▶ _Goal of the exercise_
Write the listing out again, all of it, word for word.

▶ _Provided data_
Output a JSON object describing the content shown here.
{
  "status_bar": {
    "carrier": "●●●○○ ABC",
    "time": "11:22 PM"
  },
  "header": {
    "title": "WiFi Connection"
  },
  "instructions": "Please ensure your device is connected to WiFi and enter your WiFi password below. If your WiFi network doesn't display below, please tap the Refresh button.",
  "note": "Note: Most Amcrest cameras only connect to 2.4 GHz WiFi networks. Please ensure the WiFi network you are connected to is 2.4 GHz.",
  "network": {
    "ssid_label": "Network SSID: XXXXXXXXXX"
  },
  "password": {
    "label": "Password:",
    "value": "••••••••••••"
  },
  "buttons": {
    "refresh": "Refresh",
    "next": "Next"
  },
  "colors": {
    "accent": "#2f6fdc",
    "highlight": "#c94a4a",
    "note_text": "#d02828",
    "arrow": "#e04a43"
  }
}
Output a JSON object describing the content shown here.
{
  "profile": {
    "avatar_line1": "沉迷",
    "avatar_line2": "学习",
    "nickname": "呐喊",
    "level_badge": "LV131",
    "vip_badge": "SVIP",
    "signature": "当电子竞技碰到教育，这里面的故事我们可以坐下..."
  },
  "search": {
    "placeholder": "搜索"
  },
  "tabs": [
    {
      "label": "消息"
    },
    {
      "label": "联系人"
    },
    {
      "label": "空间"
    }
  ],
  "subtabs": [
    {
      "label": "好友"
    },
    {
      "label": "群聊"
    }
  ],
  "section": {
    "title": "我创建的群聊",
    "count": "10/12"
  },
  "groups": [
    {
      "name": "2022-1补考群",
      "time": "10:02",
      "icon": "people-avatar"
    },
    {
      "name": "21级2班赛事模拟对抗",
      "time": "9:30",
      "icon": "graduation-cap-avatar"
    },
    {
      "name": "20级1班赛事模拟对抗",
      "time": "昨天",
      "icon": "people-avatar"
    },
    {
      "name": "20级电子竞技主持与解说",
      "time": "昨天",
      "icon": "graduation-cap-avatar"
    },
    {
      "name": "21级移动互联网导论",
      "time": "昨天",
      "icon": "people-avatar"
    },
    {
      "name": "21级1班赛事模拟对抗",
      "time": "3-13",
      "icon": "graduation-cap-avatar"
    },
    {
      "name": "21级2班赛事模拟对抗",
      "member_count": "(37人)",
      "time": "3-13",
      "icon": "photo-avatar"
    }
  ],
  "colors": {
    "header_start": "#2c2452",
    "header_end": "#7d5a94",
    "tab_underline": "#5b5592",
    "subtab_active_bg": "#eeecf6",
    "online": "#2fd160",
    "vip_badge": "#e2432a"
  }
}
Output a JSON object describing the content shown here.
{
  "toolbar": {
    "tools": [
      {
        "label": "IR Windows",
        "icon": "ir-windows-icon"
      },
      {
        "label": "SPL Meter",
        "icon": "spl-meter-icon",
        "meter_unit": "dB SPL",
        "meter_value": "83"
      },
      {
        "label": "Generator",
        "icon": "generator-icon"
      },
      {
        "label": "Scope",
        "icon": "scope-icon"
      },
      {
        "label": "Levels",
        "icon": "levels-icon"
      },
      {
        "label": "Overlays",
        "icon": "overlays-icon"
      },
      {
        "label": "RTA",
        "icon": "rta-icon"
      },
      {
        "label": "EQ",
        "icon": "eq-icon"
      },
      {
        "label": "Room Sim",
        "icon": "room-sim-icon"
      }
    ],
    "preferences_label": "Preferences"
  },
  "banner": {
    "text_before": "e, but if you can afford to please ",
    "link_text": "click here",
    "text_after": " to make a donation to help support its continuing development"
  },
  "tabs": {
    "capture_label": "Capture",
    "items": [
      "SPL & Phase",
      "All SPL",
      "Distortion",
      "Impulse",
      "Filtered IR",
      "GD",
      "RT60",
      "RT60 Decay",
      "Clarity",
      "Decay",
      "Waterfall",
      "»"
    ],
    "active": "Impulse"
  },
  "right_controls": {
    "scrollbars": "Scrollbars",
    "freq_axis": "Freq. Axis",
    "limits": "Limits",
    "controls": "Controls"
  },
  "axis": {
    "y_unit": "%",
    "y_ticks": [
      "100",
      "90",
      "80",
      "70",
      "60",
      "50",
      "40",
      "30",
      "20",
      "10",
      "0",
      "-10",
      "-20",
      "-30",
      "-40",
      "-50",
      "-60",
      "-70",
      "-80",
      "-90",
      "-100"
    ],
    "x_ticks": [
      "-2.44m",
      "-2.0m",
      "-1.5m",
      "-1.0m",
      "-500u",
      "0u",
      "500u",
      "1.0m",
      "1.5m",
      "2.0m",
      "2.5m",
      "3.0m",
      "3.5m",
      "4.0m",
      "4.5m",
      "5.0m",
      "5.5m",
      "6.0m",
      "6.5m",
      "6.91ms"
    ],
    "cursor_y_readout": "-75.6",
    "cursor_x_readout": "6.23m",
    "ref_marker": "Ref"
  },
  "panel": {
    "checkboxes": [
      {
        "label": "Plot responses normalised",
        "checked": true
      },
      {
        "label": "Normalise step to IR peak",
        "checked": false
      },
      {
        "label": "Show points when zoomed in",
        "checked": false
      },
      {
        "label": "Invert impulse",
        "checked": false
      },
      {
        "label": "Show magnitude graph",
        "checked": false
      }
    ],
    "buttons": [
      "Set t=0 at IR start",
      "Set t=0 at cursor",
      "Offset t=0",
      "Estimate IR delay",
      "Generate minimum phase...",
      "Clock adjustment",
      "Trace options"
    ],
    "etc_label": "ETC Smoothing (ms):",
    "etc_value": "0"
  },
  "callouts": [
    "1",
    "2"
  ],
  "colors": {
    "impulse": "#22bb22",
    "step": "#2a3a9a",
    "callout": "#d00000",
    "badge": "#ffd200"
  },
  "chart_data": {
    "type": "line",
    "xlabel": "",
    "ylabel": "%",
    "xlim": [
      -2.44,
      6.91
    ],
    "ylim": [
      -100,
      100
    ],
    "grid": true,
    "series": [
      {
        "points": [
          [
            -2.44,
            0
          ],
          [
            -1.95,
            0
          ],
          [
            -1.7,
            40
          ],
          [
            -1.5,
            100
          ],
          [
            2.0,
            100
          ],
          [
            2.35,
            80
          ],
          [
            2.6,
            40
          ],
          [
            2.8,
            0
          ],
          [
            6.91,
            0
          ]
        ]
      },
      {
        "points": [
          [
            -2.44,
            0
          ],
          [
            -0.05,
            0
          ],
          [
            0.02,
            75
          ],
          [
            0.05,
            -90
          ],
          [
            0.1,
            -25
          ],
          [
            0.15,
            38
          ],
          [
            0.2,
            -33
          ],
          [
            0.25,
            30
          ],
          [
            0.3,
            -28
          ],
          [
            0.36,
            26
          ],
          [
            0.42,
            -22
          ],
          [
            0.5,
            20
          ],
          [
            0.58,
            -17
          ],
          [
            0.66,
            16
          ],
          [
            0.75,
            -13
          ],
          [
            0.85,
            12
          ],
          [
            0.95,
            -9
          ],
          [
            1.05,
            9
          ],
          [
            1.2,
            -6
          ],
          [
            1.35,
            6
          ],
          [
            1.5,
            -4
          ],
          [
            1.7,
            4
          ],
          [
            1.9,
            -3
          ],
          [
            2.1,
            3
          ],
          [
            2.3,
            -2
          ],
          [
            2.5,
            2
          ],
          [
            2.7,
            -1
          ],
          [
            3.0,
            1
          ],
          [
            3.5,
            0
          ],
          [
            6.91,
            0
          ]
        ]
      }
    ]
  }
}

▶ _Solution_
Output a JSON object describing the content shown here.
{
  "status_bar": {
    "carrier": "●●●○○ ABC",
    "time": "11:22 PM"
  },
  "header": {
    "title": "WiFi Connection"
  },
  "instructions": "Please ensure your device is connected to WiFi and enter your WiFi password below. If your WiFi network doesn't display below, please tap the Refresh button.",
  "note": "Note: Most Amcrest cameras only connect to 2.4 GHz WiFi networks. Please ensure the WiFi network you are connected to is 2.4 GHz.",
  "network": {
    "ssid_label": "Network SSID: XXXXXXXXXX"
  },
  "password": {
    "label": "Password:",
    "value": "••••••••••••"
  },
  "buttons": {
    "refresh": "Refresh",
    "next": "Next"
  },
  "colors": {
    "accent": "#2f6fdc",
    "highlight": "#c94a4a",
    "note_text": "#d02828",
    "arrow": "#e04a43"
  }
}
Output a JSON object describing the content shown here.
{
  "profile": {
    "avatar_line1": "沉迷",
    "avatar_line2": "学习",
    "nickname": "呐喊",
    "level_badge": "LV131",
    "vip_badge": "SVIP",
    "signature": "当电子竞技碰到教育，这里面的故事我们可以坐下..."
  },
  "search": {
    "placeholder": "搜索"
  },
  "tabs": [
    {
      "label": "消息"
    },
    {
      "label": "联系人"
    },
    {
      "label": "空间"
    }
  ],
  "subtabs": [
    {
      "label": "好友"
    },
    {
      "label": "群聊"
    }
  ],
  "section": {
    "title": "我创建的群聊",
    "count": "10/12"
  },
  "groups": [
    {
      "name": "2022-1补考群",
      "time": "10:02",
      "icon": "people-avatar"
    },
    {
      "name": "21级2班赛事模拟对抗",
      "time": "9:30",
      "icon": "graduation-cap-avatar"
    },
    {
      "name": "20级1班赛事模拟对抗",
      "time": "昨天",
      "icon": "people-avatar"
    },
    {
      "name": "20级电子竞技主持与解说",
      "time": "昨天",
      "icon": "graduation-cap-avatar"
    },
    {
      "name": "21级移动互联网导论",
      "time": "昨天",
      "icon": "people-avatar"
    },
    {
      "name": "21级1班赛事模拟对抗",
      "time": "3-13",
      "icon": "graduation-cap-avatar"
    },
    {
      "name": "21级2班赛事模拟对抗",
      "member_count": "(37人)",
      "time": "3-13",
      "icon": "photo-avatar"
    }
  ],
  "colors": {
    "header_start": "#2c2452",
    "header_end": "#7d5a94",
    "tab_underline": "#5b5592",
    "subtab_active_bg": "#eeecf6",
    "online": "#2fd160",
    "vip_badge": "#e2432a"
  }
}
Output a JSON object describing the content shown here.
{
  "toolbar": {
    "tools": [
      {
        "label": "IR Windows",
        "icon": "ir-windows-icon"
      },
      {
        "label": "SPL Meter",
        "icon": "spl-meter-icon",
        "meter_unit": "dB SPL",
        "meter_value": "83"
      },
      {
        "label": "Generator",
        "icon": "generator-icon"
      },
      {
        "label": "Scope",
        "icon": "scope-icon"
      },
      {
        "label": "Levels",
        "icon": "levels-icon"
      },
      {
        "label": "Overlays",
        "icon": "overlays-icon"
      },
      {
        "label": "RTA",
        "icon": "rta-icon"
      },
      {
        "label": "EQ",
        "icon": "eq-icon"
      },
      {
        "label": "Room Sim",
        "icon": "room-sim-icon"
      }
    ],
    "preferences_label": "Preferences"
  },
  "banner": {
    "text_before": "e, but if you can afford to please ",
    "link_text": "click here",
    "text_after": " to make a donation to help support its continuing development"
  },
  "tabs": {
    "capture_label": "Capture",
    "items": [
      "SPL & Phase",
      "All SPL",
      "Distortion",
      "Impulse",
      "Filtered IR",
      "GD",
      "RT60",
      "RT60 Decay",
      "Clarity",
      "Decay",
      "Waterfall",
      "»"
    ],
    "active": "Impulse"
  },
  "right_controls": {
    "scrollbars": "Scrollbars",
    "freq_axis": "Freq. Axis",
    "limits": "Limits",
    "controls": "Controls"
  },
  "axis": {
    "y_unit": "%",
    "y_ticks": [
      "100",
      "90",
      "80",
      "70",
      "60",
      "50",
      "40",
      "30",
      "20",
      "10",
      "0",
      "-10",
      "-20",
      "-30",
      "-40",
      "-50",
      "-60",
      "-70",
      "-80",
      "-90",
      "-100"
    ],
    "x_ticks": [
      "-2.44m",
      "-2.0m",
      "-1.5m",
      "-1.0m",
      "-500u",
      "0u",
      "500u",
      "1.0m",
      "1.5m",
      "2.0m",
      "2.5m",
      "3.0m",
      "3.5m",
      "4.0m",
      "4.5m",
      "5.0m",
      "5.5m",
      "6.0m",
      "6.5m",
      "6.91ms"
    ],
    "cursor_y_readout": "-75.6",
    "cursor_x_readout": "6.23m",
    "ref_marker": "Ref"
  },
  "panel": {
    "checkboxes": [
      {
        "label": "Plot responses normalised",
        "checked": true
      },
      {
        "label": "Normalise step to IR peak",
        "checked": false
      },
      {
        "label": "Show points when zoomed in",
        "checked": false
      },
      {
        "label": "Invert impulse",
        "checked": false
      },
      {
        "label": "Show magnitude graph",
        "checked": false
      }
    ],
    "buttons": [
      "Set t=0 at IR start",
      "Set t=0 at cursor",
      "Offset t=0",
      "Estimate IR delay",
      "Generate minimum phase...",
      "Clock adjustment",
      "Trace options"
    ],
    "etc_label": "ETC Smoothing (ms):",
    "etc_value": "0"
  },
  "callouts": [
    "1",
    "2"
  ],
  "colors": {
    "impulse": "#22bb22",
    "step": "#2a3a9a",
    "callout": "#d00000",
    "badge": "#ffd200"
  },
  "chart_data": {
    "type": "line",
    "xlabel": "",
    "ylabel": "%",
    "xlim": [
      -2.44,
      6.91
    ],
    "ylim": [
      -100,
      100
    ],
    "grid": true,
    "series": [
      {
        "points": [
          [
            -2.44,
            0
          ],
          [
            -1.95,
            0
          ],
          [
            -1.7,
            40
          ],
          [
            -1.5,
            100
          ],
          [
            2.0,
            100
          ],
          [
            2.35,
            80
          ],
          [
            2.6,
            40
          ],
          [
            2.8,
            0
          ],
          [
            6.91,
            0
          ]
        ]
      },
      {
        "points": [
          [
            -2.44,
            0
          ],
          [
            -0.05,
            0
          ],
          [
            0.02,
            75
          ],
          [
            0.05,
            -90
          ],
          [
            0.1,
            -25
          ],
          [
            0.15,
            38
          ],
          [
            0.2,
            -33
          ],
          [
            0.25,
            30
          ],
          [
            0.3,
            -28
          ],
          [
            0.36,
            26
          ],
          [
            0.42,
            -22
          ],
          [
            0.5,
            20
          ],
          [
            0.58,
            -17
          ],
          [
            0.66,
            16
          ],
          [
            0.75,
            -13
          ],
          [
            0.85,
            12
          ],
          [
            0.95,
            -9
          ],
          [
            1.05,
            9
          ],
          [
            1.2,
            -6
          ],
          [
            1.35,
            6
          ],
          [
            1.5,
            -4
          ],
          [
            1.7,
            4
          ],
          [
            1.9,
            -3
          ],
          [
            2.1,
            3
          ],
          [
            2.3,
            -2
          ],
          [
            2.5,
            2
          ],
          [
            2.7,
            -1
          ],
          [
            3.0,
            1
          ],
          [
            3.5,
            0
          ],
          [
            6.91,
            0
          ]
        ]
      }
    ]
  }
}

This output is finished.